● **INPUT MATERIAL**:

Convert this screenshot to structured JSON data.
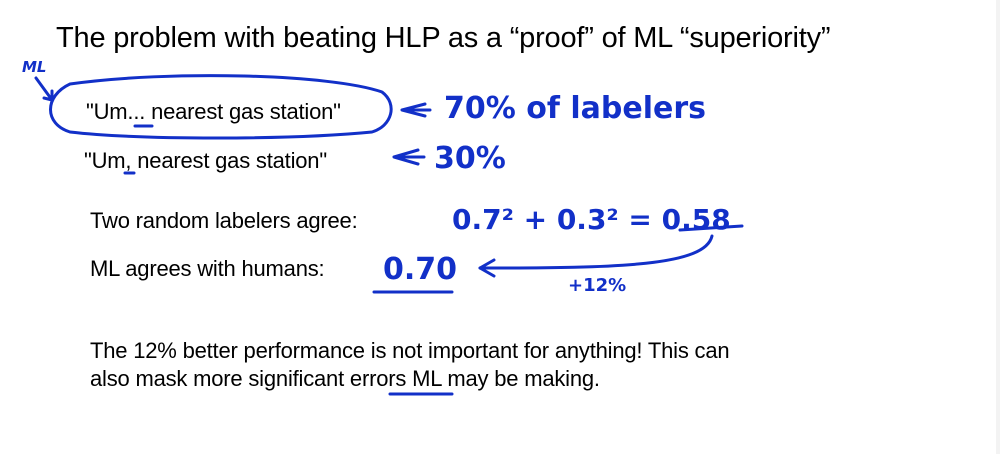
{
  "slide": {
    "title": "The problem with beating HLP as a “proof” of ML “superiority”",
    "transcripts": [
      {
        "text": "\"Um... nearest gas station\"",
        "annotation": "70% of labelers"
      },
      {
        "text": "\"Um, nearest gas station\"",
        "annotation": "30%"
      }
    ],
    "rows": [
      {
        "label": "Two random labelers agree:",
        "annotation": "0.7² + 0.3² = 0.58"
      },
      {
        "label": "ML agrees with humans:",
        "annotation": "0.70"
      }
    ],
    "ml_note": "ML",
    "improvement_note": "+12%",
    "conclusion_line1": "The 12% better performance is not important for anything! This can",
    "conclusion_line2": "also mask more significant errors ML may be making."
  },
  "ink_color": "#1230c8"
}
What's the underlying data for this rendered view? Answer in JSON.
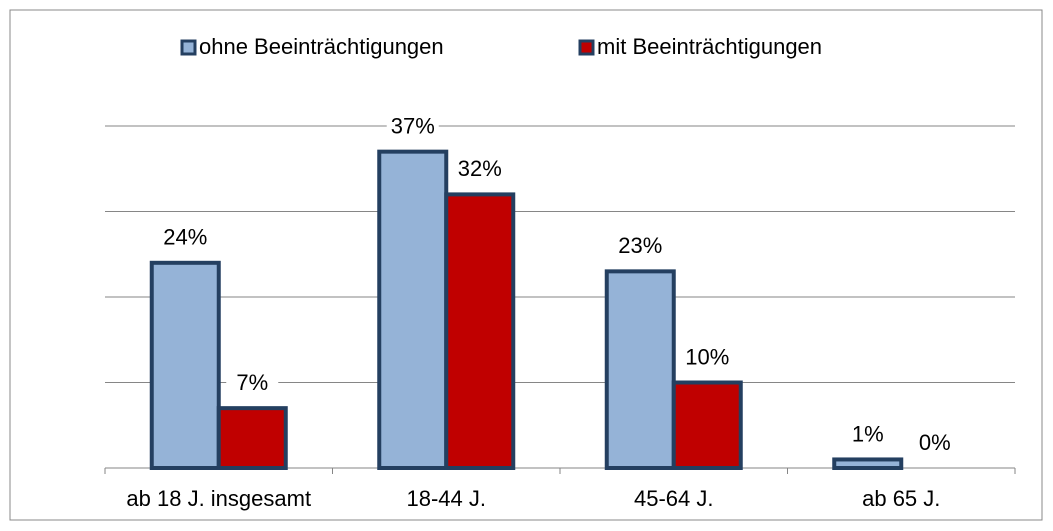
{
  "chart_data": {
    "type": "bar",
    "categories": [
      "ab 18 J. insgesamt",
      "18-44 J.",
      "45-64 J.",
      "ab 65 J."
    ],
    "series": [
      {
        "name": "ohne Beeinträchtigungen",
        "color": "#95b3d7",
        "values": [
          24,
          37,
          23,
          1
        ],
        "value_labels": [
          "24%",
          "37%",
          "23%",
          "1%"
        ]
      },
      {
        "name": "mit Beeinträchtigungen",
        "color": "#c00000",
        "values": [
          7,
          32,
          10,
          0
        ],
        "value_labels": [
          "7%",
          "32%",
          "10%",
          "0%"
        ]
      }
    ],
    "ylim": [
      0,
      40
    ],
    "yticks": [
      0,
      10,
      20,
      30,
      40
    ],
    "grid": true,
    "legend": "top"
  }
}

● **WHAT YOU ARE ASKED TO DO**: Only the lines from the line with "What's the underlying" to the end of the records should be repeated, exactly and without pictures.

● **CORRECT RESULT**:
What's the underlying data for this rendered view? Answer in JSON.
{
  "chart_data": {
    "type": "bar",
    "categories": [
      "ab 18 J. insgesamt",
      "18-44 J.",
      "45-64 J.",
      "ab 65 J."
    ],
    "series": [
      {
        "name": "ohne Beeinträchtigungen",
        "color": "#95b3d7",
        "values": [
          24,
          37,
          23,
          1
        ],
        "value_labels": [
          "24%",
          "37%",
          "23%",
          "1%"
        ]
      },
      {
        "name": "mit Beeinträchtigungen",
        "color": "#c00000",
        "values": [
          7,
          32,
          10,
          0
        ],
        "value_labels": [
          "7%",
          "32%",
          "10%",
          "0%"
        ]
      }
    ],
    "ylim": [
      0,
      40
    ],
    "yticks": [
      0,
      10,
      20,
      30,
      40
    ],
    "grid": true,
    "legend": "top"
  }
}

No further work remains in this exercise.